**What you should do:**
Extract every line where the string "name" appears.

**The records:**
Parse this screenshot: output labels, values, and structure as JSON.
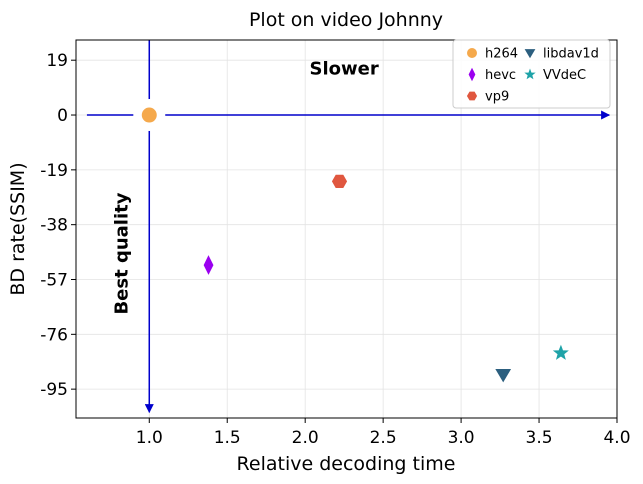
{
  "chart_data": {
    "type": "scatter",
    "title": "Plot on video Johnny",
    "xlabel": "Relative decoding time",
    "ylabel": "BD rate(SSIM)",
    "xlim": [
      0.53,
      4.0
    ],
    "ylim": [
      -105,
      26
    ],
    "xticks": [
      1.0,
      1.5,
      2.0,
      2.5,
      3.0,
      3.5,
      4.0
    ],
    "xtick_labels": [
      "1.0",
      "1.5",
      "2.0",
      "2.5",
      "3.0",
      "3.5",
      "4.0"
    ],
    "yticks": [
      19,
      0,
      -19,
      -38,
      -57,
      -76,
      -95
    ],
    "ytick_labels": [
      "19",
      "0",
      "-19",
      "-38",
      "-57",
      "-76",
      "-95"
    ],
    "grid": true,
    "legend_position": "top-right",
    "legend_columns": 2,
    "series": [
      {
        "name": "h264",
        "x": [
          1.0
        ],
        "y": [
          0.0
        ],
        "marker": "circle",
        "color": "#f5a94c"
      },
      {
        "name": "hevc",
        "x": [
          1.38
        ],
        "y": [
          -52.0
        ],
        "marker": "thin-diamond",
        "color": "#9b00f0"
      },
      {
        "name": "vp9",
        "x": [
          2.22
        ],
        "y": [
          -23.0
        ],
        "marker": "hexagon",
        "color": "#e0573f"
      },
      {
        "name": "libdav1d",
        "x": [
          3.27
        ],
        "y": [
          -90.0
        ],
        "marker": "triangle-down",
        "color": "#2c5f7f"
      },
      {
        "name": "VVdeC",
        "x": [
          3.64
        ],
        "y": [
          -82.5
        ],
        "marker": "star",
        "color": "#1fa3a8"
      }
    ],
    "annotations": [
      {
        "text": "Slower",
        "x": 2.25,
        "y": 14,
        "rotation": 0,
        "bold": true
      },
      {
        "text": "Best quality",
        "x": 0.86,
        "y": -48,
        "rotation": -90,
        "bold": true
      }
    ],
    "arrows": [
      {
        "from": [
          0.6,
          0.0
        ],
        "to": [
          3.95,
          0.0
        ],
        "color": "#0000cc"
      },
      {
        "from": [
          1.0,
          26.0
        ],
        "to": [
          1.0,
          -103.0
        ],
        "color": "#0000cc"
      }
    ]
  }
}
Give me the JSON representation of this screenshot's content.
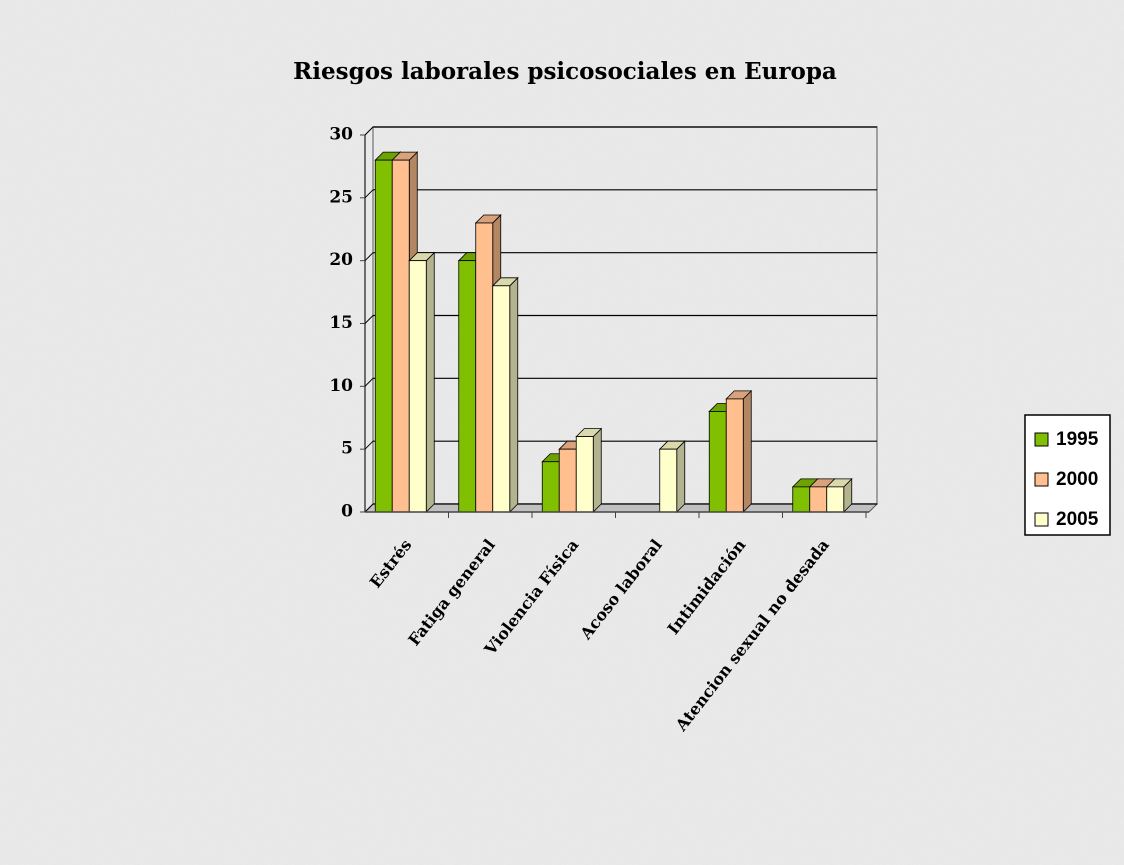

**Output for this exercise:**
        "name": "h264",
        "name": "hevc",
        "name": "vp9",
        "name": "libdav1d",
        "name": "VVdeC",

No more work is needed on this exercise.